[Records from a dataset]
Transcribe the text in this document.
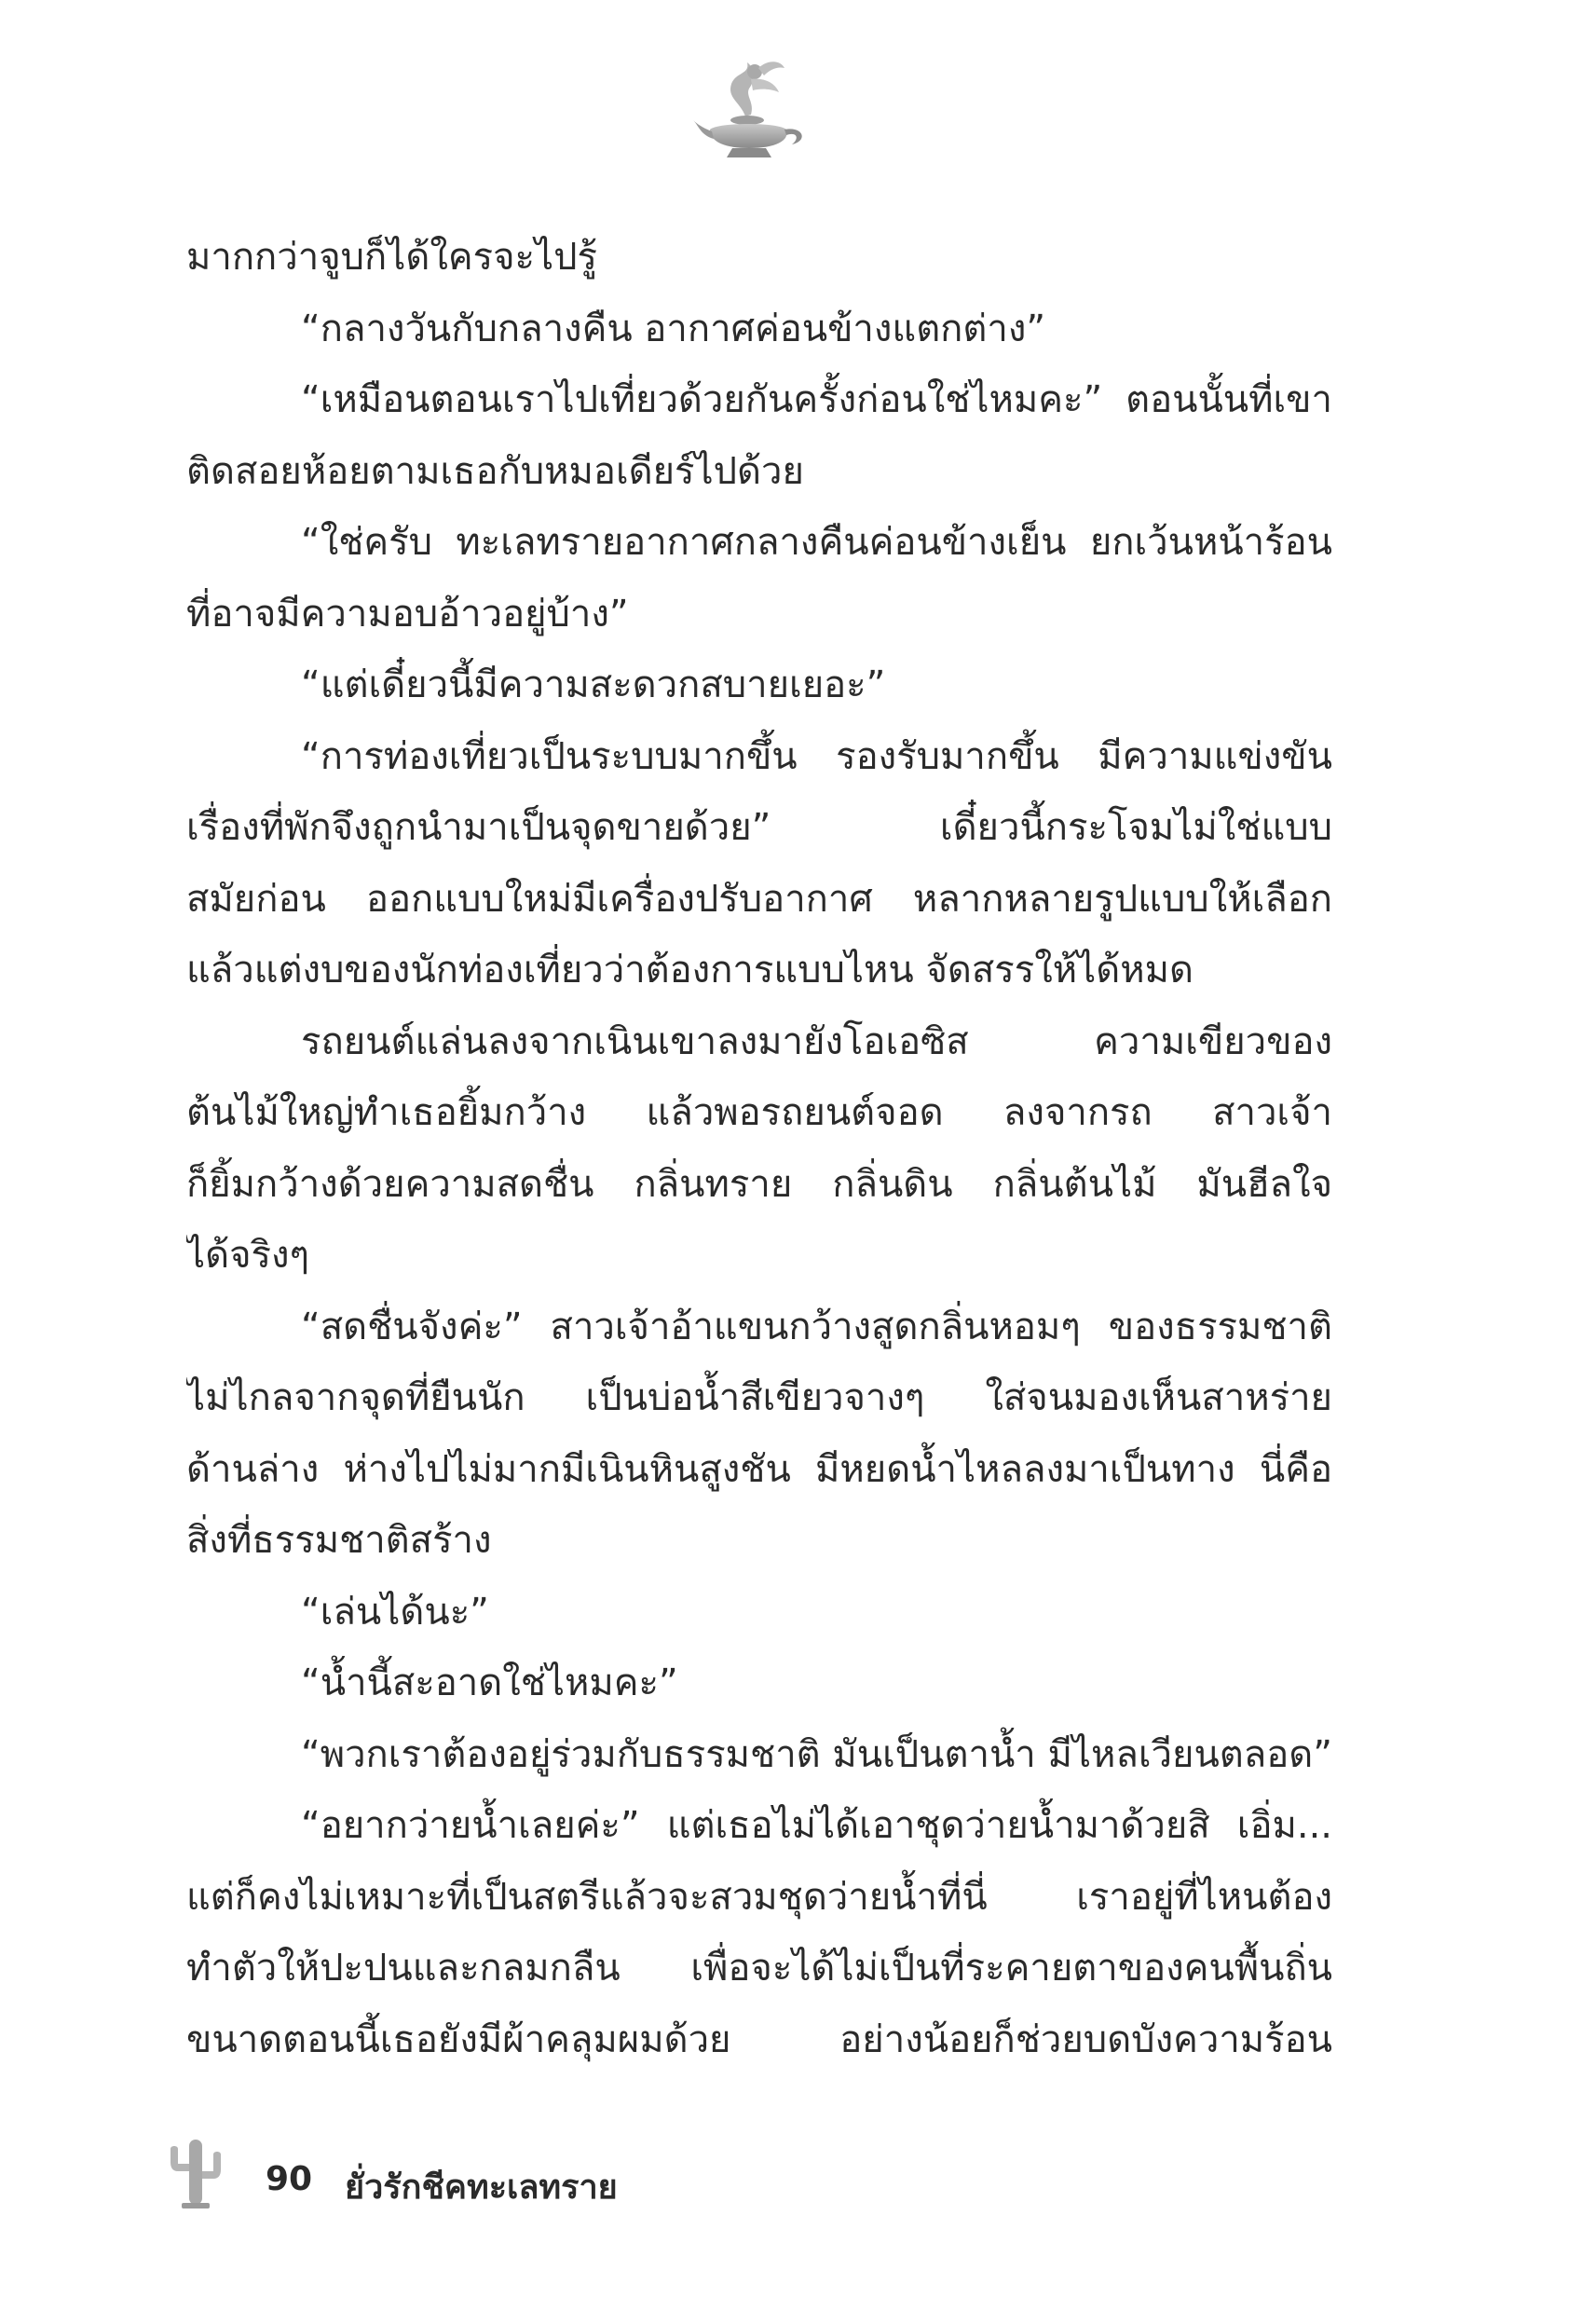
มากกว่าจูบก็ได้ใครจะไปรู้
“กลางวันกับกลางคืน อากาศค่อนข้างแตกต่าง”
“เหมือนตอนเราไปเที่ยวด้วยกันครั้งก่อนใช่ไหมคะ” ตอนนั้นที่เขา
ติดสอยห้อยตามเธอกับหมอเดียร์ไปด้วย
“ใช่ครับ ทะเลทรายอากาศกลางคืนค่อนข้างเย็น ยกเว้นหน้าร้อน
ที่อาจมีความอบอ้าวอยู่บ้าง”
“แต่เดี๋ยวนี้มีความสะดวกสบายเยอะ”
“การท่องเที่ยวเป็นระบบมากขึ้น รองรับมากขึ้น มีความแข่งขัน
เรื่องที่พักจึงถูกนำมาเป็นจุดขายด้วย” เดี๋ยวนี้กระโจมไม่ใช่แบบ
สมัยก่อน ออกแบบใหม่มีเครื่องปรับอากาศ หลากหลายรูปแบบให้เลือก
แล้วแต่งบของนักท่องเที่ยวว่าต้องการแบบไหน จัดสรรให้ได้หมด
รถยนต์แล่นลงจากเนินเขาลงมายังโอเอซิส ความเขียวของ
ต้นไม้ใหญ่ทำเธอยิ้มกว้าง แล้วพอรถยนต์จอด ลงจากรถ สาวเจ้า
ก็ยิ้มกว้างด้วยความสดชื่น กลิ่นทราย กลิ่นดิน กลิ่นต้นไม้ มันฮีลใจ
ได้จริงๆ
“สดชื่นจังค่ะ” สาวเจ้าอ้าแขนกว้างสูดกลิ่นหอมๆ ของธรรมชาติ
ไม่ไกลจากจุดที่ยืนนัก เป็นบ่อน้ำสีเขียวจางๆ ใส่จนมองเห็นสาหร่าย
ด้านล่าง ห่างไปไม่มากมีเนินหินสูงชัน มีหยดน้ำไหลลงมาเป็นทาง นี่คือ
สิ่งที่ธรรมชาติสร้าง
“เล่นได้นะ”
“น้ำนี้สะอาดใช่ไหมคะ”
“พวกเราต้องอยู่ร่วมกับธรรมชาติ มันเป็นตาน้ำ มีไหลเวียนตลอด”
“อยากว่ายน้ำเลยค่ะ” แต่เธอไม่ได้เอาชุดว่ายน้ำมาด้วยสิ เอิ่ม...
แต่ก็คงไม่เหมาะที่เป็นสตรีแล้วจะสวมชุดว่ายน้ำที่นี่ เราอยู่ที่ไหนต้อง
ทำตัวให้ปะปนและกลมกลืน เพื่อจะได้ไม่เป็นที่ระคายตาของคนพื้นถิ่น
ขนาดตอนนี้เธอยังมีผ้าคลุมผมด้วย อย่างน้อยก็ช่วยบดบังความร้อน
90 ยั่วรักชีคทะเลทราย
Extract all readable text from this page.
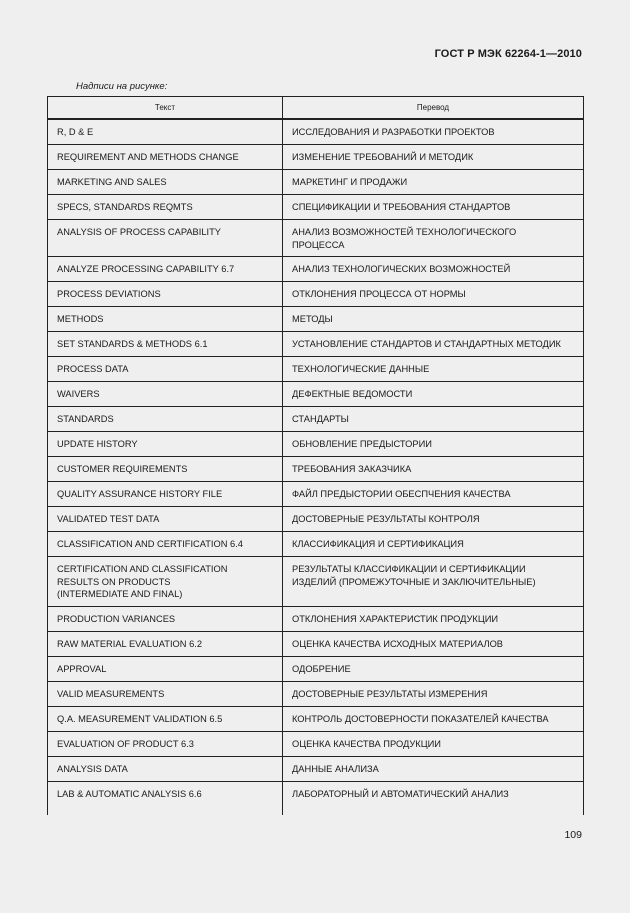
ГОСТ Р МЭК 62264-1—2010
Надписи на рисунке:
Текст	Перевод
R, D & E	ИССЛЕДОВАНИЯ И РАЗРАБОТКИ ПРОЕКТОВ
REQUIREMENT AND METHODS CHANGE	ИЗМЕНЕНИЕ ТРЕБОВАНИЙ И МЕТОДИК
MARKETING AND SALES	МАРКЕТИНГ И ПРОДАЖИ
SPECS, STANDARDS REQMTS	СПЕЦИФИКАЦИИ И ТРЕБОВАНИЯ СТАНДАРТОВ
ANALYSIS OF PROCESS CAPABILITY	АНАЛИЗ ВОЗМОЖНОСТЕЙ ТЕХНОЛОГИЧЕСКОГО
ПРОЦЕССА
ANALYZE PROCESSING CAPABILITY 6.7	АНАЛИЗ ТЕХНОЛОГИЧЕСКИХ ВОЗМОЖНОСТЕЙ
PROCESS DEVIATIONS	ОТКЛОНЕНИЯ ПРОЦЕССА ОТ НОРМЫ
METHODS	МЕТОДЫ
SET STANDARDS & METHODS 6.1	УСТАНОВЛЕНИЕ СТАНДАРТОВ И СТАНДАРТНЫХ МЕТОДИК
PROCESS DATA	ТЕХНОЛОГИЧЕСКИЕ ДАННЫЕ
WAIVERS	ДЕФЕКТНЫЕ ВЕДОМОСТИ
STANDARDS	СТАНДАРТЫ
UPDATE HISTORY	ОБНОВЛЕНИЕ ПРЕДЫСТОРИИ
CUSTOMER REQUIREMENTS	ТРЕБОВАНИЯ ЗАКАЗЧИКА
QUALITY ASSURANCE HISTORY FILE	ФАЙЛ ПРЕДЫСТОРИИ ОБЕСПЧЕНИЯ КАЧЕСТВА
VALIDATED TEST DATA	ДОСТОВЕРНЫЕ РЕЗУЛЬТАТЫ КОНТРОЛЯ
CLASSIFICATION AND CERTIFICATION 6.4	КЛАССИФИКАЦИЯ И СЕРТИФИКАЦИЯ
CERTIFICATION AND CLASSIFICATION
RESULTS ON PRODUCTS
(INTERMEDIATE AND FINAL)	РЕЗУЛЬТАТЫ КЛАССИФИКАЦИИ И СЕРТИФИКАЦИИ
ИЗДЕЛИЙ (ПРОМЕЖУТОЧНЫЕ И ЗАКЛЮЧИТЕЛЬНЫЕ)
PRODUCTION VARIANCES	ОТКЛОНЕНИЯ ХАРАКТЕРИСТИК ПРОДУКЦИИ
RAW MATERIAL EVALUATION 6.2	ОЦЕНКА КАЧЕСТВА ИСХОДНЫХ МАТЕРИАЛОВ
APPROVAL	ОДОБРЕНИЕ
VALID MEASUREMENTS	ДОСТОВЕРНЫЕ РЕЗУЛЬТАТЫ ИЗМЕРЕНИЯ
Q.A. MEASUREMENT VALIDATION 6.5	КОНТРОЛЬ ДОСТОВЕРНОСТИ ПОКАЗАТЕЛЕЙ КАЧЕСТВА
EVALUATION OF PRODUCT 6.3	ОЦЕНКА КАЧЕСТВА ПРОДУКЦИИ
ANALYSIS DATA	ДАННЫЕ АНАЛИЗА
LAB & AUTOMATIC ANALYSIS 6.6	ЛАБОРАТОРНЫЙ И АВТОМАТИЧЕСКИЙ АНАЛИЗ
109
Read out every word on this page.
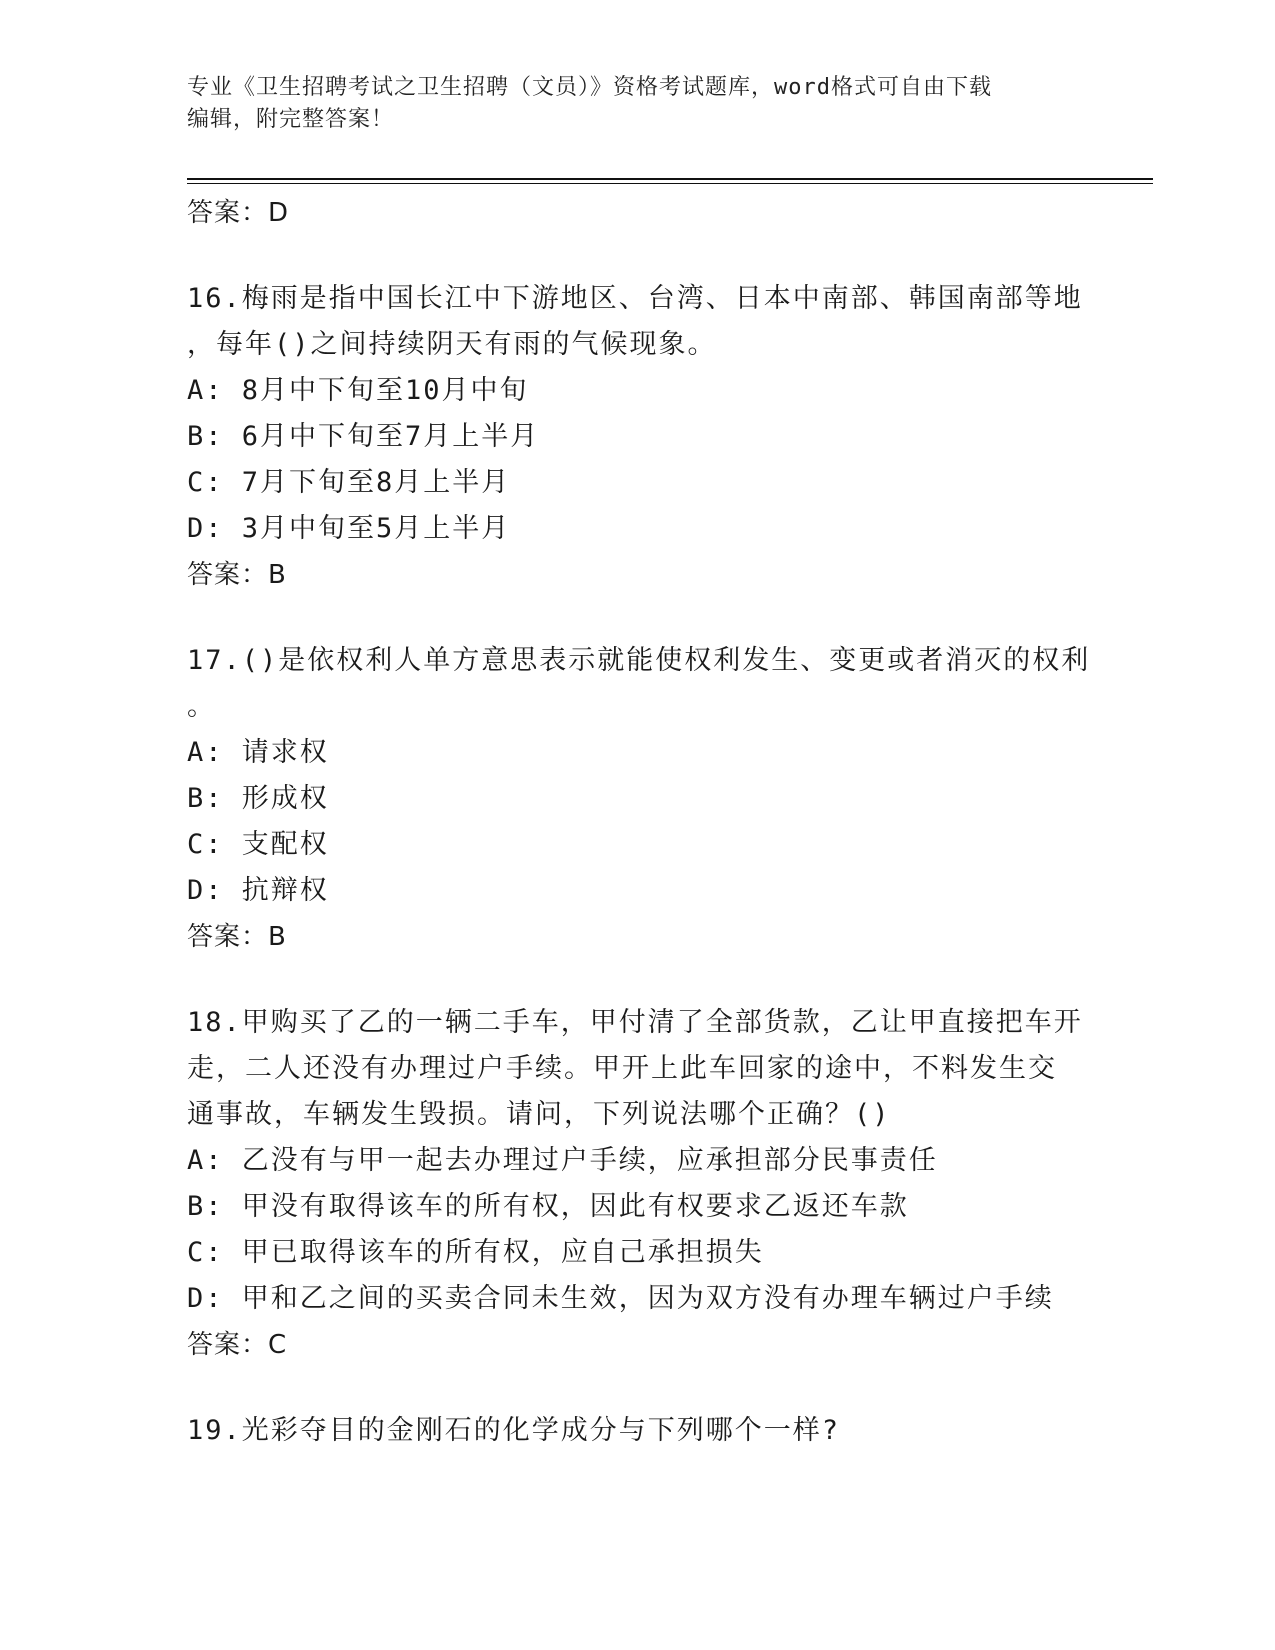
专业《卫生招聘考试之卫生招聘（文员）》资格考试题库，word格式可自由下载
编辑，附完整答案！
答案：D
16.梅雨是指中国长江中下游地区、台湾、日本中南部、韩国南部等地
，每年()之间持续阴天有雨的气候现象。
A: 8月中下旬至10月中旬
B: 6月中下旬至7月上半月
C: 7月下旬至8月上半月
D: 3月中旬至5月上半月
答案：B
17.()是依权利人单方意思表示就能使权利发生、变更或者消灭的权利
。
A: 请求权
B: 形成权
C: 支配权
D: 抗辩权
答案：B
18.甲购买了乙的一辆二手车，甲付清了全部货款，乙让甲直接把车开
走，二人还没有办理过户手续。甲开上此车回家的途中，不料发生交
通事故，车辆发生毁损。请问，下列说法哪个正确？()
A: 乙没有与甲一起去办理过户手续，应承担部分民事责任
B: 甲没有取得该车的所有权，因此有权要求乙返还车款
C: 甲已取得该车的所有权，应自己承担损失
D: 甲和乙之间的买卖合同未生效，因为双方没有办理车辆过户手续
答案：C
19.光彩夺目的金刚石的化学成分与下列哪个一样?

Instructions to follow —
Pick each line holding the word "ПРЕДЫСТОРИИ" out of the data and copy it.

Response below —
UPDATE HISTORY	ОБНОВЛЕНИЕ ПРЕДЫСТОРИИ
QUALITY ASSURANCE HISTORY FILE	ФАЙЛ ПРЕДЫСТОРИИ ОБЕСПЧЕНИЯ КАЧЕСТВА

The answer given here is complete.